[Stored records]
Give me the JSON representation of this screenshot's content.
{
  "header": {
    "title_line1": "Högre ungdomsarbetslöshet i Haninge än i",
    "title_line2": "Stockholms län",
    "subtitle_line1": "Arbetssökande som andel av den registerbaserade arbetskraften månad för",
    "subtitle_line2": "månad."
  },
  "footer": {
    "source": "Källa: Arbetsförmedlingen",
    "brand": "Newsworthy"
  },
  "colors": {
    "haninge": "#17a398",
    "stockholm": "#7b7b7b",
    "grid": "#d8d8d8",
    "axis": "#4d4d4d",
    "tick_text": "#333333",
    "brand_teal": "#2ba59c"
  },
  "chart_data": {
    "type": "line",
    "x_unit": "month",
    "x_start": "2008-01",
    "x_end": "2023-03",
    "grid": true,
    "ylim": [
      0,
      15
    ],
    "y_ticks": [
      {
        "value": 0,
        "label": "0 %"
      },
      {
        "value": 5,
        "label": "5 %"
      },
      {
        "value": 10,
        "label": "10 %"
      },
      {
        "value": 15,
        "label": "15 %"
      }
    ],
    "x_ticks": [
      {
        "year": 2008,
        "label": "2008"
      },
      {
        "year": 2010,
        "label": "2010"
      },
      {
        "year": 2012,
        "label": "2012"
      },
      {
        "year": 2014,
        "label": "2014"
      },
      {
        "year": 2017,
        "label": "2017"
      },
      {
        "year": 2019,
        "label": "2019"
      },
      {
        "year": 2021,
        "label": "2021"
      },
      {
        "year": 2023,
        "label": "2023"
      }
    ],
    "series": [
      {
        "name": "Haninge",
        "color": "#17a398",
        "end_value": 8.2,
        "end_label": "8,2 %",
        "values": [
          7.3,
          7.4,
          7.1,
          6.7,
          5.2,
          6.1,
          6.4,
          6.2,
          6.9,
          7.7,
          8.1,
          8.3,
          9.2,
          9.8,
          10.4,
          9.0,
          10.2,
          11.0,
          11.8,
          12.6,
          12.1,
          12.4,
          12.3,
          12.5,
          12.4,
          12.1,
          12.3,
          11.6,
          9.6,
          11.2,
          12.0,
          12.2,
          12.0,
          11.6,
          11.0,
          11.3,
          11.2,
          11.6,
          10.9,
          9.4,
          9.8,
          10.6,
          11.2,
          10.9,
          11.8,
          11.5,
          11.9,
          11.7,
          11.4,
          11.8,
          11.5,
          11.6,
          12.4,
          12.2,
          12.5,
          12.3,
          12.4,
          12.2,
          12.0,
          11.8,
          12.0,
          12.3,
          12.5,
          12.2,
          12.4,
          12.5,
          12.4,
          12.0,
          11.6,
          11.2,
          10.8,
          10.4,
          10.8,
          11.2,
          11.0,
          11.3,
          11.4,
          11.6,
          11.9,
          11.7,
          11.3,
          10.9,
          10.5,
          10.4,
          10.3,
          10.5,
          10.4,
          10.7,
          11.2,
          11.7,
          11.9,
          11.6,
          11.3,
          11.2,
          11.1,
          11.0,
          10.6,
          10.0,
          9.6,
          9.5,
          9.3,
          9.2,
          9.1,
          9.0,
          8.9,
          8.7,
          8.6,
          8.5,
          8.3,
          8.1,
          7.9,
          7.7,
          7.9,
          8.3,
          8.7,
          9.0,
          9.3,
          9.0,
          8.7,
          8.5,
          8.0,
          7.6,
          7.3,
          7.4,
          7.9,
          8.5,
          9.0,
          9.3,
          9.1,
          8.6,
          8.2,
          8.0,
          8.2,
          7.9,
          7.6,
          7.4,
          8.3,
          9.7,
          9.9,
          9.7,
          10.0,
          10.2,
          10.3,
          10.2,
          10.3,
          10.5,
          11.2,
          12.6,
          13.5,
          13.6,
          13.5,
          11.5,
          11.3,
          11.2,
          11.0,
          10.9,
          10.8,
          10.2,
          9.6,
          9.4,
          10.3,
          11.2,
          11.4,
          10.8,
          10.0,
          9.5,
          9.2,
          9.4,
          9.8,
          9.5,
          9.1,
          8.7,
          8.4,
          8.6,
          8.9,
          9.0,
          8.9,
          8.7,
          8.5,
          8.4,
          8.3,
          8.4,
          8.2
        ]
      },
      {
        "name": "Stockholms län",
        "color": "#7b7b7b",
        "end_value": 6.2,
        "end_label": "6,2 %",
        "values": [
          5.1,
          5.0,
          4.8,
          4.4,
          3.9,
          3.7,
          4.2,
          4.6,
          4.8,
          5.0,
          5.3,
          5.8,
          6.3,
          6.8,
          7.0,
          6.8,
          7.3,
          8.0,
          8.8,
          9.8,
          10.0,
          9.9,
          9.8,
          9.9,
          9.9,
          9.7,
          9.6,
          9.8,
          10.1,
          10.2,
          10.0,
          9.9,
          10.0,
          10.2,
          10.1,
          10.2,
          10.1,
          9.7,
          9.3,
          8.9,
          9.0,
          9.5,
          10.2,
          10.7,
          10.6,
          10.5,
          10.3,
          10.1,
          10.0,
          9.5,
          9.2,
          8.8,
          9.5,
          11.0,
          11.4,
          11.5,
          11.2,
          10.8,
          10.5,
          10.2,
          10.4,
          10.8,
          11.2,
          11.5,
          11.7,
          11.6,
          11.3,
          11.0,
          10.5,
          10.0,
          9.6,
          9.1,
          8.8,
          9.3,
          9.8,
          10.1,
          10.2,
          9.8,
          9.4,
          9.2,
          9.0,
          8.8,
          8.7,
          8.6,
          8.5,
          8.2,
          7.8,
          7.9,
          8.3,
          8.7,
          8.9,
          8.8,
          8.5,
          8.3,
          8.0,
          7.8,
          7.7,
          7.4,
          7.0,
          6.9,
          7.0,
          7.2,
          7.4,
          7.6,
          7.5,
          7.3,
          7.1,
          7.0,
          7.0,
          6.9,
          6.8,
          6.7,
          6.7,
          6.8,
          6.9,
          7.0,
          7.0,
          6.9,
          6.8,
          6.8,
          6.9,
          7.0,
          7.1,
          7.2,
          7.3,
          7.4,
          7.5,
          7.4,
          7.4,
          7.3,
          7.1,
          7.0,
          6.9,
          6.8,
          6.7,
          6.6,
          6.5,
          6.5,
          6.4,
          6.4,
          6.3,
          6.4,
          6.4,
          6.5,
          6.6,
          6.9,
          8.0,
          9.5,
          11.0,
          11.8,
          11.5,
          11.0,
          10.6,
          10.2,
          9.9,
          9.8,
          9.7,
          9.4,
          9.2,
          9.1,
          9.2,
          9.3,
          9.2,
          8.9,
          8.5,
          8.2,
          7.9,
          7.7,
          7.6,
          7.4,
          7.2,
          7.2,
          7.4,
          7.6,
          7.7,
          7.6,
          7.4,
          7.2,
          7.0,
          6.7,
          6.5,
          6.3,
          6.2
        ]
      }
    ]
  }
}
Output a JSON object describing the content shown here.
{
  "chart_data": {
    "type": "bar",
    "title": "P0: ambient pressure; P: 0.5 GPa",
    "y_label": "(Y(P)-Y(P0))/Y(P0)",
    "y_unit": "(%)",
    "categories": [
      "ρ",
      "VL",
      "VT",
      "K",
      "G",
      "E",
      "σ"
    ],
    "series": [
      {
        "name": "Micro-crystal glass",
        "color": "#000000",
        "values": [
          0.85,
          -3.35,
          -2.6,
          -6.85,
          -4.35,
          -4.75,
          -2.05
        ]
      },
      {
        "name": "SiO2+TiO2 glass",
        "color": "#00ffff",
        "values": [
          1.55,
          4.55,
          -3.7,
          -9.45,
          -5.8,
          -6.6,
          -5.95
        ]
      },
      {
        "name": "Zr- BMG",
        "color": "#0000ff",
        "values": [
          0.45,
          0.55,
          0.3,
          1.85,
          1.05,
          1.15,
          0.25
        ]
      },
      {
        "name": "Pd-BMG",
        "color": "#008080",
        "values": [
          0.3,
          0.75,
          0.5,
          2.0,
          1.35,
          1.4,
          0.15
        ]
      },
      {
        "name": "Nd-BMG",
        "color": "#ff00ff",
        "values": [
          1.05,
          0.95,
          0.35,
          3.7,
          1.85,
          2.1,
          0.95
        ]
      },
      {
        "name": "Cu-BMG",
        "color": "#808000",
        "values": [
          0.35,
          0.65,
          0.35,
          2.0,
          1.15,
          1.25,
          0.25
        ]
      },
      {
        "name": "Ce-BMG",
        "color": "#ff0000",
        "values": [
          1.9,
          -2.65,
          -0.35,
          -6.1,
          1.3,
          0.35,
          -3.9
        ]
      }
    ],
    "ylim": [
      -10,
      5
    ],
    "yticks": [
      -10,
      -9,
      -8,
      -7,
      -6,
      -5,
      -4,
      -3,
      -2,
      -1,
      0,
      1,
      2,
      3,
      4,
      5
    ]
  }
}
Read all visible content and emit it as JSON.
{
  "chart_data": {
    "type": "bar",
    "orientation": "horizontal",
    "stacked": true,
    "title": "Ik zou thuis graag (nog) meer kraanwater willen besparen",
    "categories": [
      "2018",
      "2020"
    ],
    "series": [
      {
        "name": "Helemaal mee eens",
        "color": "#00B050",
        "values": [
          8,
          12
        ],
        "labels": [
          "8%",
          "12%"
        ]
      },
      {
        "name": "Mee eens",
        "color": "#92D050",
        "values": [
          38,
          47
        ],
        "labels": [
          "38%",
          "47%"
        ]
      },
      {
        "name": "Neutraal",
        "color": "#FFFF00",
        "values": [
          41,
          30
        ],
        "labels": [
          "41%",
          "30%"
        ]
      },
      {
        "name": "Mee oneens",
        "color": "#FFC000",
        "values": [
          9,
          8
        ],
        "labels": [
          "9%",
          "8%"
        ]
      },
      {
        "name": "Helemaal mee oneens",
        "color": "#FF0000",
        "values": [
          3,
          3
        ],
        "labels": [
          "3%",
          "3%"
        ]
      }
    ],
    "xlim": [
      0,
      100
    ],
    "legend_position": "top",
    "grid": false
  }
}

TASK STATEMENT | Return, unchanged, each line from the line containing "Read all visible content and emit it as JSON." through the last line of the material.

WRITTEN RESPONSE |
Read all visible content and emit it as JSON.
{
  "chart_data": {
    "type": "bar",
    "orientation": "horizontal",
    "stacked": true,
    "title": "Ik zou thuis graag (nog) meer kraanwater willen besparen",
    "categories": [
      "2018",
      "2020"
    ],
    "series": [
      {
        "name": "Helemaal mee eens",
        "color": "#00B050",
        "values": [
          8,
          12
        ],
        "labels": [
          "8%",
          "12%"
        ]
      },
      {
        "name": "Mee eens",
        "color": "#92D050",
        "values": [
          38,
          47
        ],
        "labels": [
          "38%",
          "47%"
        ]
      },
      {
        "name": "Neutraal",
        "color": "#FFFF00",
        "values": [
          41,
          30
        ],
        "labels": [
          "41%",
          "30%"
        ]
      },
      {
        "name": "Mee oneens",
        "color": "#FFC000",
        "values": [
          9,
          8
        ],
        "labels": [
          "9%",
          "8%"
        ]
      },
      {
        "name": "Helemaal mee oneens",
        "color": "#FF0000",
        "values": [
          3,
          3
        ],
        "labels": [
          "3%",
          "3%"
        ]
      }
    ],
    "xlim": [
      0,
      100
    ],
    "legend_position": "top",
    "grid": false
  }
}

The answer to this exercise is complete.